**The problem:** Omit the pictures, please, and give each record below again exactly.

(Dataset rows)

* * * * * * *

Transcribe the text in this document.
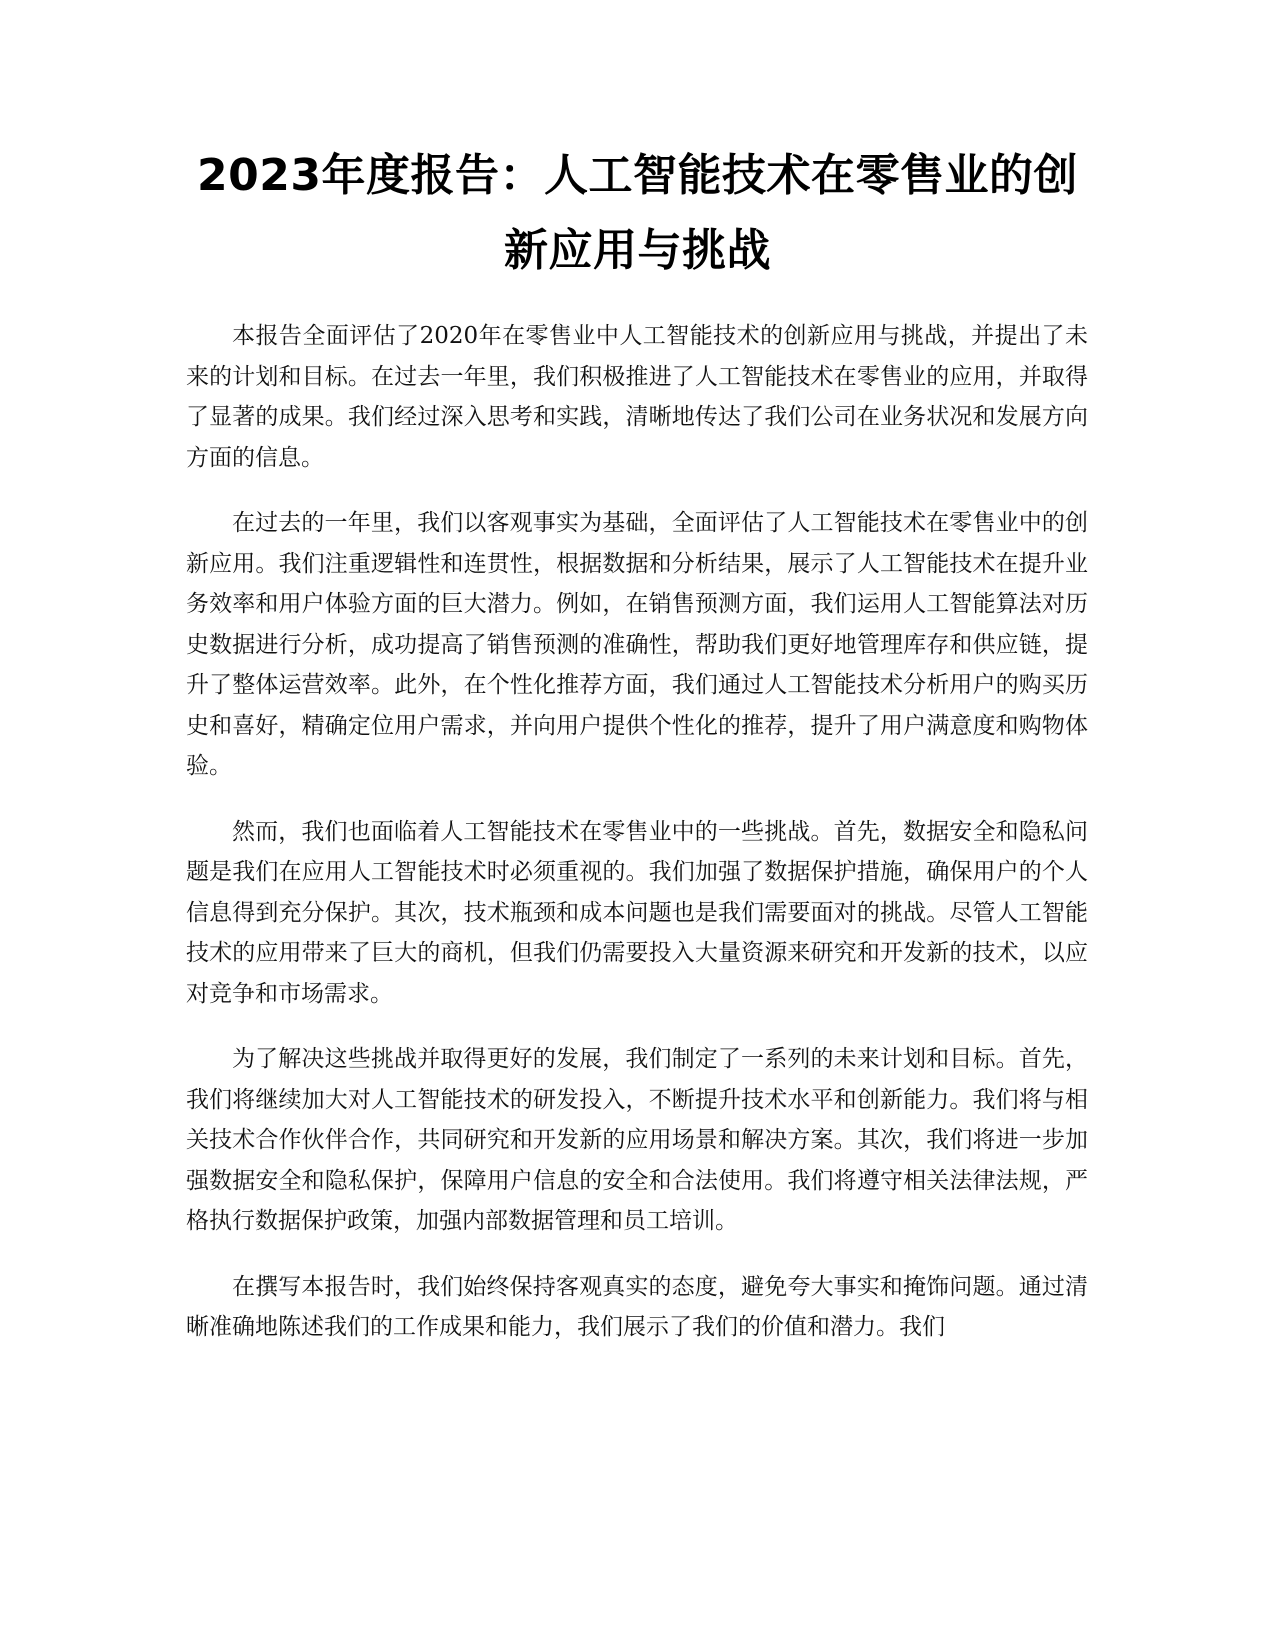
2023年度报告：人工智能技术在零售业的创
新应用与挑战

本报告全面评估了2020年在零售业中人工智能技术的创新应用与挑战，并提出了未来的计划和目标。在过去一年里，我们积极推进了人工智能技术在零售业的应用，并取得了显著的成果。我们经过深入思考和实践，清晰地传达了我们公司在业务状况和发展方向方面的信息。

在过去的一年里，我们以客观事实为基础，全面评估了人工智能技术在零售业中的创新应用。我们注重逻辑性和连贯性，根据数据和分析结果，展示了人工智能技术在提升业务效率和用户体验方面的巨大潜力。例如，在销售预测方面，我们运用人工智能算法对历史数据进行分析，成功提高了销售预测的准确性，帮助我们更好地管理库存和供应链，提升了整体运营效率。此外，在个性化推荐方面，我们通过人工智能技术分析用户的购买历史和喜好，精确定位用户需求，并向用户提供个性化的推荐，提升了用户满意度和购物体验。

然而，我们也面临着人工智能技术在零售业中的一些挑战。首先，数据安全和隐私问题是我们在应用人工智能技术时必须重视的。我们加强了数据保护措施，确保用户的个人信息得到充分保护。其次，技术瓶颈和成本问题也是我们需要面对的挑战。尽管人工智能技术的应用带来了巨大的商机，但我们仍需要投入大量资源来研究和开发新的技术，以应对竞争和市场需求。

为了解决这些挑战并取得更好的发展，我们制定了一系列的未来计划和目标。首先，我们将继续加大对人工智能技术的研发投入，不断提升技术水平和创新能力。我们将与相关技术合作伙伴合作，共同研究和开发新的应用场景和解决方案。其次，我们将进一步加强数据安全和隐私保护，保障用户信息的安全和合法使用。我们将遵守相关法律法规，严格执行数据保护政策，加强内部数据管理和员工培训。

在撰写本报告时，我们始终保持客观真实的态度，避免夸大事实和掩饰问题。通过清晰准确地陈述我们的工作成果和能力，我们展示了我们的价值和潜力。我们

* * * * * * *

**Solution below:**
Transcribe the text in this document.
2023年度报告：人工智能技术在零售业的创
新应用与挑战

本报告全面评估了2020年在零售业中人工智能技术的创新应用与挑战，并提出了未来的计划和目标。在过去一年里，我们积极推进了人工智能技术在零售业的应用，并取得了显著的成果。我们经过深入思考和实践，清晰地传达了我们公司在业务状况和发展方向方面的信息。

在过去的一年里，我们以客观事实为基础，全面评估了人工智能技术在零售业中的创新应用。我们注重逻辑性和连贯性，根据数据和分析结果，展示了人工智能技术在提升业务效率和用户体验方面的巨大潜力。例如，在销售预测方面，我们运用人工智能算法对历史数据进行分析，成功提高了销售预测的准确性，帮助我们更好地管理库存和供应链，提升了整体运营效率。此外，在个性化推荐方面，我们通过人工智能技术分析用户的购买历史和喜好，精确定位用户需求，并向用户提供个性化的推荐，提升了用户满意度和购物体验。

然而，我们也面临着人工智能技术在零售业中的一些挑战。首先，数据安全和隐私问题是我们在应用人工智能技术时必须重视的。我们加强了数据保护措施，确保用户的个人信息得到充分保护。其次，技术瓶颈和成本问题也是我们需要面对的挑战。尽管人工智能技术的应用带来了巨大的商机，但我们仍需要投入大量资源来研究和开发新的技术，以应对竞争和市场需求。

为了解决这些挑战并取得更好的发展，我们制定了一系列的未来计划和目标。首先，我们将继续加大对人工智能技术的研发投入，不断提升技术水平和创新能力。我们将与相关技术合作伙伴合作，共同研究和开发新的应用场景和解决方案。其次，我们将进一步加强数据安全和隐私保护，保障用户信息的安全和合法使用。我们将遵守相关法律法规，严格执行数据保护政策，加强内部数据管理和员工培训。

在撰写本报告时，我们始终保持客观真实的态度，避免夸大事实和掩饰问题。通过清晰准确地陈述我们的工作成果和能力，我们展示了我们的价值和潜力。我们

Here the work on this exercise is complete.